# Goal
Locate the string "Contains" in the listing below. Copy every line where it is found.

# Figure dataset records
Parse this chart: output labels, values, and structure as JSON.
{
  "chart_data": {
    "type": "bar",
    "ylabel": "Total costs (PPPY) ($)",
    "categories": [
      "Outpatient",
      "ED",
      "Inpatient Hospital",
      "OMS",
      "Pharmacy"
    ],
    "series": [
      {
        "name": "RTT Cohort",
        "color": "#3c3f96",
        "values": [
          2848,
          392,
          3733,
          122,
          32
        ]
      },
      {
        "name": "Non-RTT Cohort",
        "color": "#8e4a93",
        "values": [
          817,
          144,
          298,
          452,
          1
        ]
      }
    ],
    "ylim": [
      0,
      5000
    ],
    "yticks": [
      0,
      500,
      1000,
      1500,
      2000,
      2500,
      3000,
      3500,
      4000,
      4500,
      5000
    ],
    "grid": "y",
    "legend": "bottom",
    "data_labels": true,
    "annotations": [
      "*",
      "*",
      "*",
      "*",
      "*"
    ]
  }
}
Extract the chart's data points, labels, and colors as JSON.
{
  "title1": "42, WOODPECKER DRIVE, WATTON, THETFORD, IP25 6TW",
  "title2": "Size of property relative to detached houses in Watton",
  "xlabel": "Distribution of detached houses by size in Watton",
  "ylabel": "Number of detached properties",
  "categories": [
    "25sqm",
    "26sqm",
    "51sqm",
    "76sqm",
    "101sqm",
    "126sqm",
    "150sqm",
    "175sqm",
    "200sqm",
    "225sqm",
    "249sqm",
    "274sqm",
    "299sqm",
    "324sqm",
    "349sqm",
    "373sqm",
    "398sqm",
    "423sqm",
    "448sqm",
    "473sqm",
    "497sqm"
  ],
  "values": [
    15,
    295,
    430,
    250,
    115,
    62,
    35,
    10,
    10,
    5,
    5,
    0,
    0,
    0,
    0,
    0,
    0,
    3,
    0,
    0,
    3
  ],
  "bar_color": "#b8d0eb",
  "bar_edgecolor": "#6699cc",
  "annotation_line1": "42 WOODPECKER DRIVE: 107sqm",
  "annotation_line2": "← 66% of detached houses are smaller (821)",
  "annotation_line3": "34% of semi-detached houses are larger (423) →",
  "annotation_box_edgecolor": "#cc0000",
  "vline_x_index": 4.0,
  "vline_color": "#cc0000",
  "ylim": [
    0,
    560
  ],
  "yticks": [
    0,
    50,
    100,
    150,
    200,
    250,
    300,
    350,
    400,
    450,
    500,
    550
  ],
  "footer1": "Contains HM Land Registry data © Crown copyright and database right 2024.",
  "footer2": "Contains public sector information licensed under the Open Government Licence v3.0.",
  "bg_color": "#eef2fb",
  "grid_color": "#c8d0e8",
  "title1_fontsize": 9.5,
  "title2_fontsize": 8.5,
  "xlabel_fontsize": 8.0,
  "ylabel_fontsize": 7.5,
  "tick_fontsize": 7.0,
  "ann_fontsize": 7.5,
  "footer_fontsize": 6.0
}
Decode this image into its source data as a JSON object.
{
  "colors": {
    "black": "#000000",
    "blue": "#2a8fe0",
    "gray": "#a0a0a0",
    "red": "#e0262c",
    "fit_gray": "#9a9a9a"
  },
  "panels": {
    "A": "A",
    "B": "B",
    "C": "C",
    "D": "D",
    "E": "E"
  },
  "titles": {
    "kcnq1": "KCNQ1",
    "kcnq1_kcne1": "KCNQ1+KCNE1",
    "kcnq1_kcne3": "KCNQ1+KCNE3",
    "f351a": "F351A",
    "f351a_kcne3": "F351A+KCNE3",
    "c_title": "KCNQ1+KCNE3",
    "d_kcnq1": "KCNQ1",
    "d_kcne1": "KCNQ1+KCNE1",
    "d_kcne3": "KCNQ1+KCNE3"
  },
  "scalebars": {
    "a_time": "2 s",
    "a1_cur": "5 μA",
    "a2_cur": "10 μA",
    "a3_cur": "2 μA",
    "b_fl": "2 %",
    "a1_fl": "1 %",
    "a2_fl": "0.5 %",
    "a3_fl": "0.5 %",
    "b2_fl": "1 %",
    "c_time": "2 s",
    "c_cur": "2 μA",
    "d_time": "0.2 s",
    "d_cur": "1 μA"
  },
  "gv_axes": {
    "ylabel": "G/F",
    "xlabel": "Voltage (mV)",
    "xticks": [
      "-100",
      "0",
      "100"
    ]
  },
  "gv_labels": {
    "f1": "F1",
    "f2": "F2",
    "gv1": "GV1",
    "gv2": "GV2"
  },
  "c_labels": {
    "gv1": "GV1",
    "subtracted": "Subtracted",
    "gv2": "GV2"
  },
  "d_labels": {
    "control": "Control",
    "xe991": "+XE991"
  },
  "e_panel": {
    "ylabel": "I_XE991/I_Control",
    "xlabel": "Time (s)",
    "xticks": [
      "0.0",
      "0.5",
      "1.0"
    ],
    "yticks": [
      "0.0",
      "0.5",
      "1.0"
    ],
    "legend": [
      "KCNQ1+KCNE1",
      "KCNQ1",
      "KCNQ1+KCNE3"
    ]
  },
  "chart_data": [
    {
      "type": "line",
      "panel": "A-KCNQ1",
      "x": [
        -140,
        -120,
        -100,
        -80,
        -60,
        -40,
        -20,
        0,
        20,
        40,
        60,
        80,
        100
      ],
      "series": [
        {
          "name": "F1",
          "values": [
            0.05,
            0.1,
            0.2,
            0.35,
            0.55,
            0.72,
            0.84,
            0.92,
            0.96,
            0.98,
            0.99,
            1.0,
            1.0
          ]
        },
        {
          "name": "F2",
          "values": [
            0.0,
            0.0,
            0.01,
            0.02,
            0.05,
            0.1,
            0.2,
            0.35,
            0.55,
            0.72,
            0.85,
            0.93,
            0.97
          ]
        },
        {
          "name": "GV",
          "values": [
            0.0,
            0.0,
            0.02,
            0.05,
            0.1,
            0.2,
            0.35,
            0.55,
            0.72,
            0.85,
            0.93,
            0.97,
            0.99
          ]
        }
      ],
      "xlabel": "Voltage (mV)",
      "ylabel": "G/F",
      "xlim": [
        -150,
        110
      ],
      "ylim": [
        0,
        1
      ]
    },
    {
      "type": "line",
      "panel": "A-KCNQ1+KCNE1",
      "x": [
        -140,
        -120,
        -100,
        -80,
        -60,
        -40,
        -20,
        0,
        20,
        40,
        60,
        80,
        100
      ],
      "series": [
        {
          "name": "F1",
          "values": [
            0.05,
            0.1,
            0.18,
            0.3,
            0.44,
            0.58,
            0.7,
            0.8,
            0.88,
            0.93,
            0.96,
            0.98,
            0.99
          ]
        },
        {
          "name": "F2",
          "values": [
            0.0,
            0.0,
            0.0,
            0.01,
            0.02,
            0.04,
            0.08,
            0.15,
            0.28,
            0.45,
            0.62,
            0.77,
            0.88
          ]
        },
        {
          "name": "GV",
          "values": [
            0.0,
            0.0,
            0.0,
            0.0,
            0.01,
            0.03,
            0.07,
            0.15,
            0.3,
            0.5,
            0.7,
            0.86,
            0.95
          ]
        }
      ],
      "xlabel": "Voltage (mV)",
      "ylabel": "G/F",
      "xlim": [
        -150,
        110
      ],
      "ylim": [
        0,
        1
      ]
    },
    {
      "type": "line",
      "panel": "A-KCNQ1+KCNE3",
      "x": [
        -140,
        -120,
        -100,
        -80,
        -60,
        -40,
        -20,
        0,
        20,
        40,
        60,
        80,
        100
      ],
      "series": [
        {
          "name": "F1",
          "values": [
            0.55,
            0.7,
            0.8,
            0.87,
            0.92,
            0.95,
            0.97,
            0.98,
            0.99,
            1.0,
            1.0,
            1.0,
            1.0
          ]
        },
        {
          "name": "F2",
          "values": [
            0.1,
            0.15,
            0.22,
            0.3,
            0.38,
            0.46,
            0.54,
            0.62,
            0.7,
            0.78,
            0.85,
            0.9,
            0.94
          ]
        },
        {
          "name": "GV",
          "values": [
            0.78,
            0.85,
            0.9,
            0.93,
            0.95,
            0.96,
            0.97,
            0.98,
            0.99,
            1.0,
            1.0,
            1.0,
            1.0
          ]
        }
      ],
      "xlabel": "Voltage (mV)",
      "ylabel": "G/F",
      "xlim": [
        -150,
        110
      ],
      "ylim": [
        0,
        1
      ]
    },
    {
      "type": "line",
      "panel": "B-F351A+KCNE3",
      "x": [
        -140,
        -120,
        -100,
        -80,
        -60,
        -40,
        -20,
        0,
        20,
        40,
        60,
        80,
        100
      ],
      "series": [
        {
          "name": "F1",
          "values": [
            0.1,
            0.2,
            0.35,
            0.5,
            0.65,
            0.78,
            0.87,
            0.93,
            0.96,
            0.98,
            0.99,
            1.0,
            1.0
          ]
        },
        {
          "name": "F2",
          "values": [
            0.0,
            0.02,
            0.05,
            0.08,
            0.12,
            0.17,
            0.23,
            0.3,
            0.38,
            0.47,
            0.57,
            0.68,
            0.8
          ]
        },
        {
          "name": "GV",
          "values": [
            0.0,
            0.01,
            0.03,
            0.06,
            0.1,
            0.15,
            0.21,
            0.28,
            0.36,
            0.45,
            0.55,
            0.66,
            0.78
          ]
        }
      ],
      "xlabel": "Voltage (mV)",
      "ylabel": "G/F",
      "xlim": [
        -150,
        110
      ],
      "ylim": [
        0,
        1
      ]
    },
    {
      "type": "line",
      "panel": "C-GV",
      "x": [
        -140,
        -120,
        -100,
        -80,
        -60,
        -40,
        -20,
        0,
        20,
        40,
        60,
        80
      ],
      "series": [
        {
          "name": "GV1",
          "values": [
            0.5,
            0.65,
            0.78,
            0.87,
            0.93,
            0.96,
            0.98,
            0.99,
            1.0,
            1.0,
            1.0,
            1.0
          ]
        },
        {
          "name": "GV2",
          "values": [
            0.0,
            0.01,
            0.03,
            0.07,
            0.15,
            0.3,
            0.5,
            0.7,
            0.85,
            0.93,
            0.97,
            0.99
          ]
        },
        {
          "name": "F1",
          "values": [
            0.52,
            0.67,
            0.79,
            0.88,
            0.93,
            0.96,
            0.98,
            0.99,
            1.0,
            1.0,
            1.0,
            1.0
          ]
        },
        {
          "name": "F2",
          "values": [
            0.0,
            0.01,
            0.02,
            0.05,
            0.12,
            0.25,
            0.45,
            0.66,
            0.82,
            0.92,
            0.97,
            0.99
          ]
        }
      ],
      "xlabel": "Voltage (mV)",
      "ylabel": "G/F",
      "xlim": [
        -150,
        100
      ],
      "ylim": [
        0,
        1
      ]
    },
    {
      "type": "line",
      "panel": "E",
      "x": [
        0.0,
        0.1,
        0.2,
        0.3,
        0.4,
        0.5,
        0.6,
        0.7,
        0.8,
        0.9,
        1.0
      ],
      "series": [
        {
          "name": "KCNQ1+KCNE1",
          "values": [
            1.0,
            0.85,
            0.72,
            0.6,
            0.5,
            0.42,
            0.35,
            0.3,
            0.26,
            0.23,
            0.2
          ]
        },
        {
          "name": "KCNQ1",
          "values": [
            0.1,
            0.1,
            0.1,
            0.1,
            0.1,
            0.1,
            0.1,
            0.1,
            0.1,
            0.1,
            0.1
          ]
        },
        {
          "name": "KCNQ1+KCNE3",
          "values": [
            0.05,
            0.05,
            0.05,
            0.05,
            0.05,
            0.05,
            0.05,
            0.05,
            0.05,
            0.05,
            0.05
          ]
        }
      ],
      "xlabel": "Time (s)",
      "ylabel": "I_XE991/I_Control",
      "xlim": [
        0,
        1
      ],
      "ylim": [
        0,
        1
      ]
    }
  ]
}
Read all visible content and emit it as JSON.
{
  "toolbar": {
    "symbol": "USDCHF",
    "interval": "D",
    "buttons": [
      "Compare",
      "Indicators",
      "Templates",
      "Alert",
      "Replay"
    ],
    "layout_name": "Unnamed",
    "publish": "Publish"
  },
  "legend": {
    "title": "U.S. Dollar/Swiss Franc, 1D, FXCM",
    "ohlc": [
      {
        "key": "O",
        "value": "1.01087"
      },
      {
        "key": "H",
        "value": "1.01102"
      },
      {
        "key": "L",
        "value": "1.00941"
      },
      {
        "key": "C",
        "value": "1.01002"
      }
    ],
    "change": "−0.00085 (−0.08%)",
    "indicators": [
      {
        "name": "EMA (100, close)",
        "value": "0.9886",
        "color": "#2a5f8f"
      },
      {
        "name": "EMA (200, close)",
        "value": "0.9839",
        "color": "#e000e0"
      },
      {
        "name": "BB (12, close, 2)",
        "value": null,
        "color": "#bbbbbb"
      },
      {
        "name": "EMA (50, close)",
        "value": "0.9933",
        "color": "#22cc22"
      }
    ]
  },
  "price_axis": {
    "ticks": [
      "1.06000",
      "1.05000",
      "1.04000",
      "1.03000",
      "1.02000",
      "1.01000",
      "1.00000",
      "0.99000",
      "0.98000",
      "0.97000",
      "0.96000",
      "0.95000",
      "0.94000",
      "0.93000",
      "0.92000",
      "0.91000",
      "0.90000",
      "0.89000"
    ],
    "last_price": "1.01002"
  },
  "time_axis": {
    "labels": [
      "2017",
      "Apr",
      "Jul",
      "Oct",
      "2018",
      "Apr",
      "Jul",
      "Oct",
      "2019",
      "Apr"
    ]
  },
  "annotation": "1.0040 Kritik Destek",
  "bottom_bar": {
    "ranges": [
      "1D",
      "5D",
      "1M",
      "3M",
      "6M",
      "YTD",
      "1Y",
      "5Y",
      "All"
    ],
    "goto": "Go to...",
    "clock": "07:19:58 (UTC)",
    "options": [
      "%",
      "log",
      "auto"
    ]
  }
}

# The completed task
  "footer1": "Contains HM Land Registry data © Crown copyright and database right 2024.",
  "footer2": "Contains public sector information licensed under the Open Government Licence v3.0.",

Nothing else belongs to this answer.